# start of Records for this task

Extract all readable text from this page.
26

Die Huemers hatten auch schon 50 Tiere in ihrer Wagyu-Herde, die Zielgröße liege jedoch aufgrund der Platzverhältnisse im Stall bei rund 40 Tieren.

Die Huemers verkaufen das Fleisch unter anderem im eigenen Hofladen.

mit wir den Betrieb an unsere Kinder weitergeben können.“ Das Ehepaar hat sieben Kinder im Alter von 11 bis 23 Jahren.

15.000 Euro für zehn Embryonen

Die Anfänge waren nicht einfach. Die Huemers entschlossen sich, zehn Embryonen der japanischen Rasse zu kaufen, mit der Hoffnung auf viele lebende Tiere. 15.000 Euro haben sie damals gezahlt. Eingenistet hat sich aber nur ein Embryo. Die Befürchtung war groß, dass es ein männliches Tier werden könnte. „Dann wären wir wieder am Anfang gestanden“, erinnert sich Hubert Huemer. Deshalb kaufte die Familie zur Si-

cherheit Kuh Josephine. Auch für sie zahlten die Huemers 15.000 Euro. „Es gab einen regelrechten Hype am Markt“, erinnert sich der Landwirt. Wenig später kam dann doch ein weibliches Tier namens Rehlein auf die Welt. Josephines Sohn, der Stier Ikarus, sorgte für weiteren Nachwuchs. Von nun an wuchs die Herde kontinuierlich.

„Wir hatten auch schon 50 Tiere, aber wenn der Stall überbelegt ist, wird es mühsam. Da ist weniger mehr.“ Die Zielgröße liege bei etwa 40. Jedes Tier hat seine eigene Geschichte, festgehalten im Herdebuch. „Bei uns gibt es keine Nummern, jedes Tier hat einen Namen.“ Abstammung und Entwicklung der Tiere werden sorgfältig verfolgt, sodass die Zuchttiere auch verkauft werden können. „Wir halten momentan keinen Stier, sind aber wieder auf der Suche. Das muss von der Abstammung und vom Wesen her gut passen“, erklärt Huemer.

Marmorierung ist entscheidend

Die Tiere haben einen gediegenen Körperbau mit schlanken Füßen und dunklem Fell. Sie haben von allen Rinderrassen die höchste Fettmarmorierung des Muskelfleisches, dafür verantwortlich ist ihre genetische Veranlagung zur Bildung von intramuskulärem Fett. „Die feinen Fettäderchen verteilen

# end of Records for this task

#### Goal of the exercise
From the listing above, collect every line that mentions the word "Stier".

#### Result for this exercise
cherheit Kuh Josephine. Auch für sie zahlten die Huemers 15.000 Euro. „Es gab einen regelrechten Hype am Markt“, erinnert sich der Landwirt. Wenig später kam dann doch ein weibliches Tier namens Rehlein auf die Welt. Josephines Sohn, der Stier Ikarus, sorgte für weiteren Nachwuchs. Von nun an wuchs die Herde kontinuierlich.
„Wir hatten auch schon 50 Tiere, aber wenn der Stall überbelegt ist, wird es mühsam. Da ist weniger mehr.“ Die Zielgröße liege bei etwa 40. Jedes Tier hat seine eigene Geschichte, festgehalten im Herdebuch. „Bei uns gibt es keine Nummern, jedes Tier hat einen Namen.“ Abstammung und Entwicklung der Tiere werden sorgfältig verfolgt, sodass die Zuchttiere auch verkauft werden können. „Wir halten momentan keinen Stier, sind aber wieder auf der Suche. Das muss von der Abstammung und vom Wesen her gut passen“, erklärt Huemer.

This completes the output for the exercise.